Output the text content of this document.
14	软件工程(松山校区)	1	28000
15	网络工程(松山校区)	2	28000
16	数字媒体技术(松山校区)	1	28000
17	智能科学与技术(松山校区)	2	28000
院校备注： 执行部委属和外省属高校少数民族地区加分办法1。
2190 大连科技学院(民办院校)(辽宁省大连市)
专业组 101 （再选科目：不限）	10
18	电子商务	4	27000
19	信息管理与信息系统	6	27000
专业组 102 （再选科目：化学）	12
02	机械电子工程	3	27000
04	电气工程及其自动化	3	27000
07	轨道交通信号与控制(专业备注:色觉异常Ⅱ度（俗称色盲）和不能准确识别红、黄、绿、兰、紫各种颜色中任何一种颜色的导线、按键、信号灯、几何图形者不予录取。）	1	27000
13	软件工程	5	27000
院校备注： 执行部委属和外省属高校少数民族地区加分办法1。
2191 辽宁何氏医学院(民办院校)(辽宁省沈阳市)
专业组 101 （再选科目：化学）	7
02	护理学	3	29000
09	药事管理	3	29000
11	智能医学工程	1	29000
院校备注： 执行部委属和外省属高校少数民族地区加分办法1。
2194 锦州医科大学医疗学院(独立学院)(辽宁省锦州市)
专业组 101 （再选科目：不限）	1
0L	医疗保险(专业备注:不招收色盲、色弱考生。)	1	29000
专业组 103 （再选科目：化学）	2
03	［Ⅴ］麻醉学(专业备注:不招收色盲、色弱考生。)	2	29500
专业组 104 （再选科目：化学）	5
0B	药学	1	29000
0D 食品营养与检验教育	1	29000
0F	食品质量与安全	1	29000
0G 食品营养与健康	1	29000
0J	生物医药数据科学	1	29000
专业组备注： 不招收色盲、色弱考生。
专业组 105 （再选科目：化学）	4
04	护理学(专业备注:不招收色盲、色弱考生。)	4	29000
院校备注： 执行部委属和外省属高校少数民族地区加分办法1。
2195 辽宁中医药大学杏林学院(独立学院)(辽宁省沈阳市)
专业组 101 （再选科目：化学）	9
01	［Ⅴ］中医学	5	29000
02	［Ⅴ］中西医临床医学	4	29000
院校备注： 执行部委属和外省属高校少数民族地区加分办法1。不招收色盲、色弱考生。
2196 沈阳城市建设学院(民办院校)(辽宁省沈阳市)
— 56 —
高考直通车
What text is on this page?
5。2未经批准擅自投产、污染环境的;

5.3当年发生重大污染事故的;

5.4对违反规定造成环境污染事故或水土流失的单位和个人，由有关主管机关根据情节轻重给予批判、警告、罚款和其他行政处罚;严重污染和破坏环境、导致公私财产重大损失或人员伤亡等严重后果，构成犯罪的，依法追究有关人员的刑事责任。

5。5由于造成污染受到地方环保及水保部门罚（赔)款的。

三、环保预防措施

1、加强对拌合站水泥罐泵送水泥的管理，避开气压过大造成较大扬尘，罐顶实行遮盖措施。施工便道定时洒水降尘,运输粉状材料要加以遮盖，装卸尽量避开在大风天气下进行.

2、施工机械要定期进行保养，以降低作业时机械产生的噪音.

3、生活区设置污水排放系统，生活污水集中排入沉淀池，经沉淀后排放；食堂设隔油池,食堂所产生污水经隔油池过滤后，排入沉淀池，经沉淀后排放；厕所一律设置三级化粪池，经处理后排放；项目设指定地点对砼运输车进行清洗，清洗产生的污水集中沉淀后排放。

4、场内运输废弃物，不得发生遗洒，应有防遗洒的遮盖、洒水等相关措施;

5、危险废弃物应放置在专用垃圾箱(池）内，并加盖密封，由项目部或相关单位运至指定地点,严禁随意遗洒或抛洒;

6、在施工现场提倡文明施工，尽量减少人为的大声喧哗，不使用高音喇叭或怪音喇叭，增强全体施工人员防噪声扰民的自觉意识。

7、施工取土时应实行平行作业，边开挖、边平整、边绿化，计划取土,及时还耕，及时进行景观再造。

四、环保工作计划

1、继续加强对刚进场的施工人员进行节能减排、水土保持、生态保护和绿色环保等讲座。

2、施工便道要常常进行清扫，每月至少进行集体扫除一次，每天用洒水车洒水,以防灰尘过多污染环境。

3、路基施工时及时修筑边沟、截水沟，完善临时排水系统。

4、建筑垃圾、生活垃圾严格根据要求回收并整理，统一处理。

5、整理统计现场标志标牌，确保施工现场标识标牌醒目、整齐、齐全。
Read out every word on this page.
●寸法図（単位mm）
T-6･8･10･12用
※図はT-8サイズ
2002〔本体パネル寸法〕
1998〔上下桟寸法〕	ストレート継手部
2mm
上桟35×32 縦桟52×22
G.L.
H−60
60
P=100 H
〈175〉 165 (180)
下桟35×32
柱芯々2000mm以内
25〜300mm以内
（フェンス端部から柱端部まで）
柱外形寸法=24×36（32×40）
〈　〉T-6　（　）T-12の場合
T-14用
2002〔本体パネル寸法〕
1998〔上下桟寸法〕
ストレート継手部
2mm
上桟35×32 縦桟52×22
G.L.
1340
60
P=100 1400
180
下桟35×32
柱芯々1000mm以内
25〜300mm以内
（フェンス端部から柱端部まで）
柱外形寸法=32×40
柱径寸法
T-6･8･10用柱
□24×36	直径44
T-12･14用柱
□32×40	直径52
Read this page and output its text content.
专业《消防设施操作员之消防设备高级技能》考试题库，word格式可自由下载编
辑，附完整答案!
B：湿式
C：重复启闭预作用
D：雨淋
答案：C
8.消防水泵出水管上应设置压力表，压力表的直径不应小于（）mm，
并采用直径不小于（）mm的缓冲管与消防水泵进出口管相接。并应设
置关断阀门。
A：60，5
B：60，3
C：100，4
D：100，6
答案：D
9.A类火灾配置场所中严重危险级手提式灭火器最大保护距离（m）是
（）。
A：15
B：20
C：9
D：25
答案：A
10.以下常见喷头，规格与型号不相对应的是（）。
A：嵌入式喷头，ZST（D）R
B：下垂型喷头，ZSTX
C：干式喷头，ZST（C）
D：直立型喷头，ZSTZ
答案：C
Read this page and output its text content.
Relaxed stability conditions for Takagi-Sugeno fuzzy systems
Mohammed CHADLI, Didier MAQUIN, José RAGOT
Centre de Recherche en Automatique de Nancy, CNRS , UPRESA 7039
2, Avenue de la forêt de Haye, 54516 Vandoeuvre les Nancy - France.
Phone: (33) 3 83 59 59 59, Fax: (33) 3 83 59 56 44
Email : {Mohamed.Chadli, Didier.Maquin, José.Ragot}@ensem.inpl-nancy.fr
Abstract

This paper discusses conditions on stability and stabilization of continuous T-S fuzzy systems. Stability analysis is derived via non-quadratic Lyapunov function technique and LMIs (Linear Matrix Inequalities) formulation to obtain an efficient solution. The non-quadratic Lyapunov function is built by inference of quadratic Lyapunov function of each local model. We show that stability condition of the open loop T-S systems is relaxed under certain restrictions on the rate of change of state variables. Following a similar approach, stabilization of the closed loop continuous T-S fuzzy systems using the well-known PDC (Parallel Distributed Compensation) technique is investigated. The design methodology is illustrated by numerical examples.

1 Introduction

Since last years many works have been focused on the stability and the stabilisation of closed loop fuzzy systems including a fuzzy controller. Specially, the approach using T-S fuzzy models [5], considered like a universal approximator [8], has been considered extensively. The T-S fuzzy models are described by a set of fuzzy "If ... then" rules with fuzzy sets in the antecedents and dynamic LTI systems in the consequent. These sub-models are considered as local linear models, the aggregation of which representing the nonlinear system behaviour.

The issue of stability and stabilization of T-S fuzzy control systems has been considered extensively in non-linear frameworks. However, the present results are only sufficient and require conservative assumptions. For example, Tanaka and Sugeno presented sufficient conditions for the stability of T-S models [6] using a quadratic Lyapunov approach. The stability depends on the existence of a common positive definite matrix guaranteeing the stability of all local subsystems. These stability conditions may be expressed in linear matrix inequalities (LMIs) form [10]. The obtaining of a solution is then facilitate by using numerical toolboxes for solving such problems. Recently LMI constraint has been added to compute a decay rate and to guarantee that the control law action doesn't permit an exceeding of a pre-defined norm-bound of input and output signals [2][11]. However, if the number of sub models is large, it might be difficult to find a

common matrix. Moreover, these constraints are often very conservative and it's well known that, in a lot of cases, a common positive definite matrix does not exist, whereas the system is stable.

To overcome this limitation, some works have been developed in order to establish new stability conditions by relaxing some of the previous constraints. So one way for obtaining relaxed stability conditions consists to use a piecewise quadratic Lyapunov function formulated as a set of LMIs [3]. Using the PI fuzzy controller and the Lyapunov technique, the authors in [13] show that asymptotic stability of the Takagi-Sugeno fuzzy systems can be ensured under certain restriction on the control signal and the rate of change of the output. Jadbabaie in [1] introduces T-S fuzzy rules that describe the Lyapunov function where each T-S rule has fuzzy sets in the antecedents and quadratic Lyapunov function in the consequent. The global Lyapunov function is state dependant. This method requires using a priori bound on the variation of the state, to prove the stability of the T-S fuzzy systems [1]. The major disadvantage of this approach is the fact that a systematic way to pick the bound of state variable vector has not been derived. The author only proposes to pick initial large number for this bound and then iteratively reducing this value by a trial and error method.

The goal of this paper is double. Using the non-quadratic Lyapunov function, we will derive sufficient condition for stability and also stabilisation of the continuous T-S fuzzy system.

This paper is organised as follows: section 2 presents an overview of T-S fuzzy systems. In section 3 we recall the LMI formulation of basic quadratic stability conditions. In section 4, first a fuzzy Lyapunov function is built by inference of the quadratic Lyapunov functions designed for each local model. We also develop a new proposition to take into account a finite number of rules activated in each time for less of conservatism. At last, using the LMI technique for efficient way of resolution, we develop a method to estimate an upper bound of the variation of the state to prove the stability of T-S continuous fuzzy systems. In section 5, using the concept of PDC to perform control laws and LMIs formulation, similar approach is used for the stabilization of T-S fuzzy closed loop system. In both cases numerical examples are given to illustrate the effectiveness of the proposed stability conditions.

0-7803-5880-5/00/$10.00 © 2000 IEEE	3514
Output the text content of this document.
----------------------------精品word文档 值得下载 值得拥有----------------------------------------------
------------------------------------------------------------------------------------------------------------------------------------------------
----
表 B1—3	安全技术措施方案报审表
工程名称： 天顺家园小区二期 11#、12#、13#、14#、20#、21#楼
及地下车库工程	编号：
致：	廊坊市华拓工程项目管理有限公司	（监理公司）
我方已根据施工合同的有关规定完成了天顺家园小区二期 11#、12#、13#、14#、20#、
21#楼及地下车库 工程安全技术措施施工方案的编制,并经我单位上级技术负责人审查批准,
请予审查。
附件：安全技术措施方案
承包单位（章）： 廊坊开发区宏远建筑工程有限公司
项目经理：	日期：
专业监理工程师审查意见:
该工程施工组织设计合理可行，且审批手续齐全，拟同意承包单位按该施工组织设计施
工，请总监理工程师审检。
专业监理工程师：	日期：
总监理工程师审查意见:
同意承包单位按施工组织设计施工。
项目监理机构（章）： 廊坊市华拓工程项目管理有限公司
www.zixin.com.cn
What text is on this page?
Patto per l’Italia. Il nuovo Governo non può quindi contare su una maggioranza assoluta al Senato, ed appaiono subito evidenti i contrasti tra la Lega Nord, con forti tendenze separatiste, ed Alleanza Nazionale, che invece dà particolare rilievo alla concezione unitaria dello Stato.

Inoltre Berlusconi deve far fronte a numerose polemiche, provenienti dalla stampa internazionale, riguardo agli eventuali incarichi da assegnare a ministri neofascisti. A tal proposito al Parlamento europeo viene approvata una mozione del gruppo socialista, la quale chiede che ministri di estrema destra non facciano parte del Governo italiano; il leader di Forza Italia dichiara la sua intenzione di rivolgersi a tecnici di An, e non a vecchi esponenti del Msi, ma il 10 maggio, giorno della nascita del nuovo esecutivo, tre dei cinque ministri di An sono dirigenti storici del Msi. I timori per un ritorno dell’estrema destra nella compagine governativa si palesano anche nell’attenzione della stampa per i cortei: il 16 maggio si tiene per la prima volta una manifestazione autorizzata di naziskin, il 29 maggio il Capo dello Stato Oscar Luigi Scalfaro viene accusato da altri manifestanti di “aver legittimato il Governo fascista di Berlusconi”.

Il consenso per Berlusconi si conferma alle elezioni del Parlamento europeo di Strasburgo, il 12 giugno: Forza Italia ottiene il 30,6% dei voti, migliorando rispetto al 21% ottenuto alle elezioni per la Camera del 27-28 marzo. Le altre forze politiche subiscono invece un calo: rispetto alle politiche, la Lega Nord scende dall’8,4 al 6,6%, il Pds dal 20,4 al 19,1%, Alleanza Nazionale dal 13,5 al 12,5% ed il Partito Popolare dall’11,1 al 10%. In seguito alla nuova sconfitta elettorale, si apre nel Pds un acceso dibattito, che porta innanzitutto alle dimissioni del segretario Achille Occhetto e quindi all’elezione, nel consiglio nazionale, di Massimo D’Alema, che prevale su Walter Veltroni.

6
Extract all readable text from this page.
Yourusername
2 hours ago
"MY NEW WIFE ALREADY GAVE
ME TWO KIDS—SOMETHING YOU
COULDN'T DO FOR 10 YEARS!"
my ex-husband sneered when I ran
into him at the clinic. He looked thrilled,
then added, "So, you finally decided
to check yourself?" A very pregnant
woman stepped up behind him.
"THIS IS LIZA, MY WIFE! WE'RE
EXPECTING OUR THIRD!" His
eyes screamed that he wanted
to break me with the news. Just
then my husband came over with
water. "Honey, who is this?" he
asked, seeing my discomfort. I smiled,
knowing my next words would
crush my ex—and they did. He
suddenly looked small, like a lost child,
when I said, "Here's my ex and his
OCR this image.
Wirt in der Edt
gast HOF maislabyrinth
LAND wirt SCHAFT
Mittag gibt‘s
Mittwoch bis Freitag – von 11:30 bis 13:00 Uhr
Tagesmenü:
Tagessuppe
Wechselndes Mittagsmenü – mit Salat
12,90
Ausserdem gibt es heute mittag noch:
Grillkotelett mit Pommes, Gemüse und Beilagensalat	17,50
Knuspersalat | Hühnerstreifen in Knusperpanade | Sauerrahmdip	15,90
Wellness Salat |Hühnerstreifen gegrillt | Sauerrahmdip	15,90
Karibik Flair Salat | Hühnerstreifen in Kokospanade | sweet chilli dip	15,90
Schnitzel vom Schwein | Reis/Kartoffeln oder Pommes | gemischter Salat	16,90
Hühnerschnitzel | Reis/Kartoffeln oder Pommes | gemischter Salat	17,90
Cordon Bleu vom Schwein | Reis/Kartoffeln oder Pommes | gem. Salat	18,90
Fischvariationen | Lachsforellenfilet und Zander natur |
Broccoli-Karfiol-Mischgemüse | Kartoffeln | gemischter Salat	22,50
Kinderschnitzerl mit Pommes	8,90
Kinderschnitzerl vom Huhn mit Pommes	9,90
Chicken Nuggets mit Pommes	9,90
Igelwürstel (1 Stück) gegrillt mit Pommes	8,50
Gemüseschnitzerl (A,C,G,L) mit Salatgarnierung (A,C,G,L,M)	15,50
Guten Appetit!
-=-=-
* GIVEN REQUEST: Reply with the number of lines in the data that include the string "Reis" and nothing else.

* SOLUTION FOR THIS PROBLEM: 3